>> START Input for this task
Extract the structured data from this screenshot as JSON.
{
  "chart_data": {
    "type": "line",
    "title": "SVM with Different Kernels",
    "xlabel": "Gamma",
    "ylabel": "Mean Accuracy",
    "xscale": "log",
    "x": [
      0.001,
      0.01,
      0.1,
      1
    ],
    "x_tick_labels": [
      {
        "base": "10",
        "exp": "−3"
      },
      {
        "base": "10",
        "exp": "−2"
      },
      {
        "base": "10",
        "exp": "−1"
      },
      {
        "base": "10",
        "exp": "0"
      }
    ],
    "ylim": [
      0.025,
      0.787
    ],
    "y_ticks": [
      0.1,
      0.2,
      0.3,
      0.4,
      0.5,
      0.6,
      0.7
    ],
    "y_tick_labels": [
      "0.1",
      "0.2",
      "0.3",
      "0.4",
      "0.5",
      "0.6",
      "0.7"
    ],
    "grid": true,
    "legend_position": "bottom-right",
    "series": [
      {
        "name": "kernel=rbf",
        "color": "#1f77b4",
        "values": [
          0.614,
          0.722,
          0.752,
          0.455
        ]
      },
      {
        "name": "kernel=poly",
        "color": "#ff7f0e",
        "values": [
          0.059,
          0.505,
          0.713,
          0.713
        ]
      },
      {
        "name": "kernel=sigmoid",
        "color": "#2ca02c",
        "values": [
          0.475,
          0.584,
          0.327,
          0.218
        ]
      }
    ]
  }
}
>> END Input for this task
Check each line above for the word "name" and copy the ones that have it.

Worked answer:
        "name": "kernel=rbf",
        "name": "kernel=poly",
        "name": "kernel=sigmoid",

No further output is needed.